■ Exercise ■
Below is some material; set it all down exactly, apart from the pictures.
^^^^^^^^^^^^^^^^
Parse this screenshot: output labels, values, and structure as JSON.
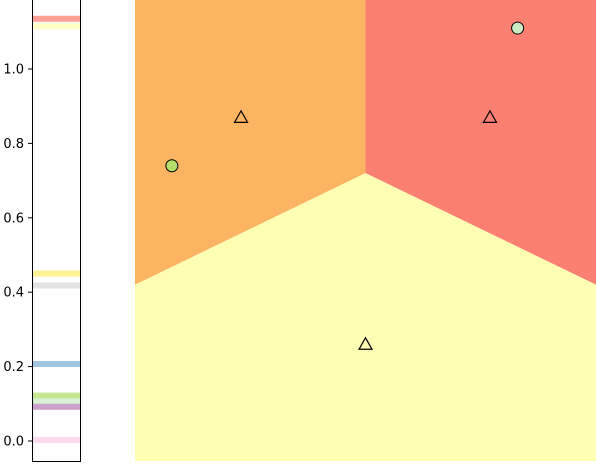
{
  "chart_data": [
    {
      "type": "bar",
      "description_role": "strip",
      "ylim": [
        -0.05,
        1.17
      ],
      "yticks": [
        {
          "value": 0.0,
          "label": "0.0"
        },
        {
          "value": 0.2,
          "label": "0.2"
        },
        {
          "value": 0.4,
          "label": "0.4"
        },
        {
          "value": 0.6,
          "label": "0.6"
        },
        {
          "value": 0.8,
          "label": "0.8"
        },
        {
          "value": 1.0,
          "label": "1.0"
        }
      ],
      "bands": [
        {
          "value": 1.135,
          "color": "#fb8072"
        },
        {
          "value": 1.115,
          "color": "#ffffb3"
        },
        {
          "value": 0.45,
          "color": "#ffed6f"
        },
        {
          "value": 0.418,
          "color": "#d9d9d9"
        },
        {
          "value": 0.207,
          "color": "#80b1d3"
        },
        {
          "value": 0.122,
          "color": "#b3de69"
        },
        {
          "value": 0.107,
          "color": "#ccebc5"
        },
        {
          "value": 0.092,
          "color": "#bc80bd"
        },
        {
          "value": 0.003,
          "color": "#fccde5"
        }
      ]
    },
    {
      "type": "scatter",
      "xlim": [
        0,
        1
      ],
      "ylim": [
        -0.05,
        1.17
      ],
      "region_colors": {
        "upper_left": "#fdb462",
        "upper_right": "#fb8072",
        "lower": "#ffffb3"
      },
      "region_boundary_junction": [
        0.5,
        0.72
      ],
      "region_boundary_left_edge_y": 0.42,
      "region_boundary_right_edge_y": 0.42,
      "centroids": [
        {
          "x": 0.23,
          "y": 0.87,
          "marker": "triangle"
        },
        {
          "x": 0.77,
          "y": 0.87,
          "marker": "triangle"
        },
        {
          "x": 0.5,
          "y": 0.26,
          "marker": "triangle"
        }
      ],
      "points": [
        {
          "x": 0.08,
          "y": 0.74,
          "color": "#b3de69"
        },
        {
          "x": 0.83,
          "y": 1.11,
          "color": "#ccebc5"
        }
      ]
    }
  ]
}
^^^^^^^^^^^^^^^^
■ Written reply ■
Parse this screenshot: output labels, values, and structure as JSON.
{
  "chart_data": [
    {
      "type": "bar",
      "description_role": "strip",
      "ylim": [
        -0.05,
        1.17
      ],
      "yticks": [
        {
          "value": 0.0,
          "label": "0.0"
        },
        {
          "value": 0.2,
          "label": "0.2"
        },
        {
          "value": 0.4,
          "label": "0.4"
        },
        {
          "value": 0.6,
          "label": "0.6"
        },
        {
          "value": 0.8,
          "label": "0.8"
        },
        {
          "value": 1.0,
          "label": "1.0"
        }
      ],
      "bands": [
        {
          "value": 1.135,
          "color": "#fb8072"
        },
        {
          "value": 1.115,
          "color": "#ffffb3"
        },
        {
          "value": 0.45,
          "color": "#ffed6f"
        },
        {
          "value": 0.418,
          "color": "#d9d9d9"
        },
        {
          "value": 0.207,
          "color": "#80b1d3"
        },
        {
          "value": 0.122,
          "color": "#b3de69"
        },
        {
          "value": 0.107,
          "color": "#ccebc5"
        },
        {
          "value": 0.092,
          "color": "#bc80bd"
        },
        {
          "value": 0.003,
          "color": "#fccde5"
        }
      ]
    },
    {
      "type": "scatter",
      "xlim": [
        0,
        1
      ],
      "ylim": [
        -0.05,
        1.17
      ],
      "region_colors": {
        "upper_left": "#fdb462",
        "upper_right": "#fb8072",
        "lower": "#ffffb3"
      },
      "region_boundary_junction": [
        0.5,
        0.72
      ],
      "region_boundary_left_edge_y": 0.42,
      "region_boundary_right_edge_y": 0.42,
      "centroids": [
        {
          "x": 0.23,
          "y": 0.87,
          "marker": "triangle"
        },
        {
          "x": 0.77,
          "y": 0.87,
          "marker": "triangle"
        },
        {
          "x": 0.5,
          "y": 0.26,
          "marker": "triangle"
        }
      ],
      "points": [
        {
          "x": 0.08,
          "y": 0.74,
          "color": "#b3de69"
        },
        {
          "x": 0.83,
          "y": 1.11,
          "color": "#ccebc5"
        }
      ]
    }
  ]
}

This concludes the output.